SET EXERCISE
Write out every record in full, exactly as written, please.

Source records
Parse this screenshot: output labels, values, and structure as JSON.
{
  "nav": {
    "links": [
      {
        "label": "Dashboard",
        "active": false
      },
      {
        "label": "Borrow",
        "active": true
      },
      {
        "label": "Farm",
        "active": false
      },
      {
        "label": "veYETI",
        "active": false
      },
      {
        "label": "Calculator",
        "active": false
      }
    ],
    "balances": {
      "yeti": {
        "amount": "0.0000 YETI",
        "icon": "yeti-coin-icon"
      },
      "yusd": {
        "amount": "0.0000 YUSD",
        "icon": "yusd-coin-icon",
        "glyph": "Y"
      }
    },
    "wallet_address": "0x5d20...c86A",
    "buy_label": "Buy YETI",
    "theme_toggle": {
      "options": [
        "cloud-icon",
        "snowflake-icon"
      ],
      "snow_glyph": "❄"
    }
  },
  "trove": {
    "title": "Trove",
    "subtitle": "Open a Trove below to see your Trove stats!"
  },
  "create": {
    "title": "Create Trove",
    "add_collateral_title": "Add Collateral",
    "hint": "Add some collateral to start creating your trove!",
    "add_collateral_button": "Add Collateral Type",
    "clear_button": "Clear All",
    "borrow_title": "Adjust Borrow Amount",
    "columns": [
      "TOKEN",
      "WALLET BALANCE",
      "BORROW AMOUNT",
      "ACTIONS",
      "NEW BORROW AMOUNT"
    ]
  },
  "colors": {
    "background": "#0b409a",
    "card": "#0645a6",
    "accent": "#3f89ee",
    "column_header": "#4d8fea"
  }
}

THE RESPONSE
Parse this screenshot: output labels, values, and structure as JSON.
{
  "nav": {
    "links": [
      {
        "label": "Dashboard",
        "active": false
      },
      {
        "label": "Borrow",
        "active": true
      },
      {
        "label": "Farm",
        "active": false
      },
      {
        "label": "veYETI",
        "active": false
      },
      {
        "label": "Calculator",
        "active": false
      }
    ],
    "balances": {
      "yeti": {
        "amount": "0.0000 YETI",
        "icon": "yeti-coin-icon"
      },
      "yusd": {
        "amount": "0.0000 YUSD",
        "icon": "yusd-coin-icon",
        "glyph": "Y"
      }
    },
    "wallet_address": "0x5d20...c86A",
    "buy_label": "Buy YETI",
    "theme_toggle": {
      "options": [
        "cloud-icon",
        "snowflake-icon"
      ],
      "snow_glyph": "❄"
    }
  },
  "trove": {
    "title": "Trove",
    "subtitle": "Open a Trove below to see your Trove stats!"
  },
  "create": {
    "title": "Create Trove",
    "add_collateral_title": "Add Collateral",
    "hint": "Add some collateral to start creating your trove!",
    "add_collateral_button": "Add Collateral Type",
    "clear_button": "Clear All",
    "borrow_title": "Adjust Borrow Amount",
    "columns": [
      "TOKEN",
      "WALLET BALANCE",
      "BORROW AMOUNT",
      "ACTIONS",
      "NEW BORROW AMOUNT"
    ]
  },
  "colors": {
    "background": "#0b409a",
    "card": "#0645a6",
    "accent": "#3f89ee",
    "column_header": "#4d8fea"
  }
}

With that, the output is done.